Find each line containing the string "text". Copy it.
- - - - -
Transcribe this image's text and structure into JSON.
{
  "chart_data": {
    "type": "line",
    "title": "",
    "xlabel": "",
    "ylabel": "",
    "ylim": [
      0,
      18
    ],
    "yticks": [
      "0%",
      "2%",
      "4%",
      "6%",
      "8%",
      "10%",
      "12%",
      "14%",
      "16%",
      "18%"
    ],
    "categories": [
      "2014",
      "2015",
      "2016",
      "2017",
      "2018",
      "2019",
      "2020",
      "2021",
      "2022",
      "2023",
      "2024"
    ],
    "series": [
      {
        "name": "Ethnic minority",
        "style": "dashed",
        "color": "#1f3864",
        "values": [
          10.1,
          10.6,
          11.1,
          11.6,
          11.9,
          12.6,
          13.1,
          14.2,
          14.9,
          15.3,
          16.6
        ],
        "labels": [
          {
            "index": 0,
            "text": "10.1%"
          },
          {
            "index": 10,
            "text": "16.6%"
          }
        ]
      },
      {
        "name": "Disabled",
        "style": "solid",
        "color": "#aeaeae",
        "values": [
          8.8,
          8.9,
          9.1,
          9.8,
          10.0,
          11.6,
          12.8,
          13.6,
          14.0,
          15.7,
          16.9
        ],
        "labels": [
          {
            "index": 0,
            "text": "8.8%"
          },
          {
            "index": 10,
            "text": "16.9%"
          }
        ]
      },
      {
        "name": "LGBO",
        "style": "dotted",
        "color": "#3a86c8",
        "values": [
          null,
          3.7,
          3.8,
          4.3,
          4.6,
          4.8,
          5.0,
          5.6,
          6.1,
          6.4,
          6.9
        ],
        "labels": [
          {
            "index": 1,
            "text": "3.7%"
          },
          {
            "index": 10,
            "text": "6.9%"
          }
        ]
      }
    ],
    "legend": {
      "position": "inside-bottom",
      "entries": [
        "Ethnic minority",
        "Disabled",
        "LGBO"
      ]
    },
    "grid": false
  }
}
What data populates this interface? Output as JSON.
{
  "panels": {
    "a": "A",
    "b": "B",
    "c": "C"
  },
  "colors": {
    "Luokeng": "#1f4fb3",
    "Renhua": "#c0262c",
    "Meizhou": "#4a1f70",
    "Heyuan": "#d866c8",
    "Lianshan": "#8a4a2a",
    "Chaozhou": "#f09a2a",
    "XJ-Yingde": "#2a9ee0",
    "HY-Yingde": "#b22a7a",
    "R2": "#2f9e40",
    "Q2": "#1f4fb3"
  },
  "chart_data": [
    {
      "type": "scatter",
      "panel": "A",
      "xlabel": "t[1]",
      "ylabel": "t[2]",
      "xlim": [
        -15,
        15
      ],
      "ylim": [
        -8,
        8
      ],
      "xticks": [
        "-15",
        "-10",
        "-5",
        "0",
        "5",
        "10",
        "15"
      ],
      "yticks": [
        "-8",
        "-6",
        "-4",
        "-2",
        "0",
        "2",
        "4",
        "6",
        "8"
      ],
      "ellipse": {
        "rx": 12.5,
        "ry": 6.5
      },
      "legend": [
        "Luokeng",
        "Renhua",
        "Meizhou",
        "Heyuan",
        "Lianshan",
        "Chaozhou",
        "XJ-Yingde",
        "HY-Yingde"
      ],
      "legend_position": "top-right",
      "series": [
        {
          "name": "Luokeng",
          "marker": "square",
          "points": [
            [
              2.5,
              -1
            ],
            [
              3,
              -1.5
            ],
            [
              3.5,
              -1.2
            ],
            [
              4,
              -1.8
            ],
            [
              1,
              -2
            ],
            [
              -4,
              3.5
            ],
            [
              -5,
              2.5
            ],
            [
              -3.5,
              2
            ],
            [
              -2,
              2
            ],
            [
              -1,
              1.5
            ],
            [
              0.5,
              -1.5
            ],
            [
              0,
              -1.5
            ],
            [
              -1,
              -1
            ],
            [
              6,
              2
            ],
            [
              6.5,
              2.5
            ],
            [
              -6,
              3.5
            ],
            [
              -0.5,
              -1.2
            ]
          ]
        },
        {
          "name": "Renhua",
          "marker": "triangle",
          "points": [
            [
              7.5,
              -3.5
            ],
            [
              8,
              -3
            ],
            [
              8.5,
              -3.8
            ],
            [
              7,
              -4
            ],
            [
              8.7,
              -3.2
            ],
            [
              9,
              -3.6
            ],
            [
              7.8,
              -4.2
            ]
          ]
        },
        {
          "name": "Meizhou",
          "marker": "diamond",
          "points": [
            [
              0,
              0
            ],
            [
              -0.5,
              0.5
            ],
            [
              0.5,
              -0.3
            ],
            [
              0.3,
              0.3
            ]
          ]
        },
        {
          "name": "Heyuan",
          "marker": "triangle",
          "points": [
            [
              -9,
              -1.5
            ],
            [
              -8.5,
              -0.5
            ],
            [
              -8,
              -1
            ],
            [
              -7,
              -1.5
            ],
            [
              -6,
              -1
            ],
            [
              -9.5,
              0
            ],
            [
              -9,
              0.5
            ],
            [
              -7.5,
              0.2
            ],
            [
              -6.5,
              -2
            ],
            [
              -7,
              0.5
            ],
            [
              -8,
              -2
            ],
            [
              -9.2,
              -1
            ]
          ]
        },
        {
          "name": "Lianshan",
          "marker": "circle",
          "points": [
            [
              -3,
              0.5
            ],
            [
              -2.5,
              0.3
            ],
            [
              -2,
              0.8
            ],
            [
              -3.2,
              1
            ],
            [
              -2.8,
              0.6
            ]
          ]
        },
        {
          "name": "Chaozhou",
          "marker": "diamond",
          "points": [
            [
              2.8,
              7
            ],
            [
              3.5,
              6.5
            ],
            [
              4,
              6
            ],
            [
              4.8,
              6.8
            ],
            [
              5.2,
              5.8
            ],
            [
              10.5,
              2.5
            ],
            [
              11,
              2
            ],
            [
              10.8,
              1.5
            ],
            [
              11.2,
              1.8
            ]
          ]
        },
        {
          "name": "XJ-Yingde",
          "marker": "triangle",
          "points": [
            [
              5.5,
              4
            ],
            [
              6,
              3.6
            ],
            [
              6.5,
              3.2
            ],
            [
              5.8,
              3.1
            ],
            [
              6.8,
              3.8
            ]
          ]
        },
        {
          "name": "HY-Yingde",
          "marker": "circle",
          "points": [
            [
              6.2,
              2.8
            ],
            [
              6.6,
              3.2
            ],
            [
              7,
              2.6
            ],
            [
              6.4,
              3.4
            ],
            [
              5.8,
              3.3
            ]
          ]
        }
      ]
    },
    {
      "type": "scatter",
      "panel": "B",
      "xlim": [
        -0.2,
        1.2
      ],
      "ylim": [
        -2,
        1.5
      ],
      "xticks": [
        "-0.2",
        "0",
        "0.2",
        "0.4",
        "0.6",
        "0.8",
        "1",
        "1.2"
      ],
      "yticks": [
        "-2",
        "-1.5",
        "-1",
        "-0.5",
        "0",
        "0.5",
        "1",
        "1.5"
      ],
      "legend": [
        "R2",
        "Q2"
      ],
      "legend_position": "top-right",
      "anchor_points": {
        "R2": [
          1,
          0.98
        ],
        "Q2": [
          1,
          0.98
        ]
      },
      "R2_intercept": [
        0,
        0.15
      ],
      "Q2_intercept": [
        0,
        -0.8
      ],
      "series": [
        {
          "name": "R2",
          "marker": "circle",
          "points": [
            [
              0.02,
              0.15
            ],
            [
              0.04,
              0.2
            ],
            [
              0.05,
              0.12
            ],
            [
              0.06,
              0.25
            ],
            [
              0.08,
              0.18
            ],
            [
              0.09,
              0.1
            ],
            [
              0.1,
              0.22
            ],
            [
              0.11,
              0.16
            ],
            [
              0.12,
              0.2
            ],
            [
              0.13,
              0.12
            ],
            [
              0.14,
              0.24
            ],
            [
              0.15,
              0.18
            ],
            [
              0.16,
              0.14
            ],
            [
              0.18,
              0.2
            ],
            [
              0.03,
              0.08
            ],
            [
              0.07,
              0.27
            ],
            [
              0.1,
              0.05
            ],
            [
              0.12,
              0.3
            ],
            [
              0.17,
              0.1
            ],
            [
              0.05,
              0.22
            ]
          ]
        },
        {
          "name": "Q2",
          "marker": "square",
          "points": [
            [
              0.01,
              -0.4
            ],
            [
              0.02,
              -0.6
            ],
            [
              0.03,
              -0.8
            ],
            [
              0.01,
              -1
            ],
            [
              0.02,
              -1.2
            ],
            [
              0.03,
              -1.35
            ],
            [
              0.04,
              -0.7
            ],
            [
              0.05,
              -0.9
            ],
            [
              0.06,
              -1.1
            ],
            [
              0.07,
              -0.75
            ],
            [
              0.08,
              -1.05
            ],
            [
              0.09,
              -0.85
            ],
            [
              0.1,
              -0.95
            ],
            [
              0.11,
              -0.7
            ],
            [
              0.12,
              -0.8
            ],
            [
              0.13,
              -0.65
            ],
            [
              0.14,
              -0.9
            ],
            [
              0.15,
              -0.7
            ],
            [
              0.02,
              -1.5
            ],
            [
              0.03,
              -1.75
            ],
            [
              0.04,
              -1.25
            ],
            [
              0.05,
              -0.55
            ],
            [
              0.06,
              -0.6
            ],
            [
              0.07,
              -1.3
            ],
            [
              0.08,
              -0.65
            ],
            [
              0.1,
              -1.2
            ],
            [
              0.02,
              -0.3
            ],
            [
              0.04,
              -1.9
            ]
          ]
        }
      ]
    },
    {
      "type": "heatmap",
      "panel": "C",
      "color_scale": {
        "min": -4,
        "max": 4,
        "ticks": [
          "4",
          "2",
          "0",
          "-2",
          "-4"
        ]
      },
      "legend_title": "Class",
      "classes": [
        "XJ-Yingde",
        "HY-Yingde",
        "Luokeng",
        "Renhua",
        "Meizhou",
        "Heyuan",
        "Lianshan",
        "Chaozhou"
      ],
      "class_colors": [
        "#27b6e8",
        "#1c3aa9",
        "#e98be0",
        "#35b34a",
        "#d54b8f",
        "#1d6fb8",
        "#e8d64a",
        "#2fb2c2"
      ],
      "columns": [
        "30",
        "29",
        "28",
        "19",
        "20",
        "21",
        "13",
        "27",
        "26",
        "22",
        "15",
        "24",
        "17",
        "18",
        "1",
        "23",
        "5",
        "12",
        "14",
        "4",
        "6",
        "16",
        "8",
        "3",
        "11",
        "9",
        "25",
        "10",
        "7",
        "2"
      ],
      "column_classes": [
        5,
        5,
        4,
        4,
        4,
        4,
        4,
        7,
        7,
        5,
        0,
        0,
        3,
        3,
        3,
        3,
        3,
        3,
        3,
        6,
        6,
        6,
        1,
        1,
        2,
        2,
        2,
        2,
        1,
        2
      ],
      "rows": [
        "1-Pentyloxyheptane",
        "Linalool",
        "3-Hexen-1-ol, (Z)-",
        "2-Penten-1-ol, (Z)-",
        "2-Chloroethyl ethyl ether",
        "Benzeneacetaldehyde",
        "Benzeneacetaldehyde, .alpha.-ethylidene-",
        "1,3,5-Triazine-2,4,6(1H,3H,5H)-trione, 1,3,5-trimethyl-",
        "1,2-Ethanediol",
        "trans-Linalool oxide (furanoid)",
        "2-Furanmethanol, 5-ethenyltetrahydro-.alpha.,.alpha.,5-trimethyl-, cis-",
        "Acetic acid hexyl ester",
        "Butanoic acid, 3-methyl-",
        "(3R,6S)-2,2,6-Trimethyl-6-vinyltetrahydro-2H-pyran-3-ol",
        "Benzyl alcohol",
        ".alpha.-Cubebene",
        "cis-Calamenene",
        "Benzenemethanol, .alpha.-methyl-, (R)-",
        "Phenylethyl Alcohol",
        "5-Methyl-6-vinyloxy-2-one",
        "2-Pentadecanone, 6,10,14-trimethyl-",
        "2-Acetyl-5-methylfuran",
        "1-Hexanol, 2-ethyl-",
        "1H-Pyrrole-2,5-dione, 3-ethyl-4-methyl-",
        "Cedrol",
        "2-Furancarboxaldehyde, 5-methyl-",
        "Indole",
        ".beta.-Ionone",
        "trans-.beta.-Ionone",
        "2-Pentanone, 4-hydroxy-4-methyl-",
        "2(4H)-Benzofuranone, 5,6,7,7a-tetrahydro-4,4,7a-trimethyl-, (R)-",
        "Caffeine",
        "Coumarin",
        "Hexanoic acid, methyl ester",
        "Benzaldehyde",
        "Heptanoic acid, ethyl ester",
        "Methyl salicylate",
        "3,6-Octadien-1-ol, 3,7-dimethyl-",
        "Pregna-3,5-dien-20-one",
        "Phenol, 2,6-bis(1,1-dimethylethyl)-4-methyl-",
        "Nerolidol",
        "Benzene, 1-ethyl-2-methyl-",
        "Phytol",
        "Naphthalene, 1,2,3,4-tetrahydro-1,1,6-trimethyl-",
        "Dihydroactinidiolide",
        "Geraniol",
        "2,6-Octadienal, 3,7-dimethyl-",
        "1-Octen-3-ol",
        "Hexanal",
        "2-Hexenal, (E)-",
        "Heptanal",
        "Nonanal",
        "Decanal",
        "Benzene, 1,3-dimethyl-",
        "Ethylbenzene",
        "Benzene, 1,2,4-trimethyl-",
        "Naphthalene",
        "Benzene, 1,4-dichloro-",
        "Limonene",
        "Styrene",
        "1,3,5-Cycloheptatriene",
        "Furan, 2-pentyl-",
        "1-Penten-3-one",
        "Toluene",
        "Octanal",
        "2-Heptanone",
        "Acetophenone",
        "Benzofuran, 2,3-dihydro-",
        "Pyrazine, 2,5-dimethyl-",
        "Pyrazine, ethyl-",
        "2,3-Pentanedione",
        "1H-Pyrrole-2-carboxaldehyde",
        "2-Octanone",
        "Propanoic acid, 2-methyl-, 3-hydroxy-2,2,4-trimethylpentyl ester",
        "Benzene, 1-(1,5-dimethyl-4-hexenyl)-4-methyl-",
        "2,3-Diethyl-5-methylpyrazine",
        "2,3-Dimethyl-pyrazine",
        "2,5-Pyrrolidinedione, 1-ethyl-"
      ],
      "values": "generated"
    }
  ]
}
- - - - -
▶ _Complete output_
Transcribe this image's text and structure into JSON.
            "text": "10.1%"
            "text": "16.6%"
            "text": "8.8%"
            "text": "16.9%"
            "text": "3.7%"
            "text": "6.9%"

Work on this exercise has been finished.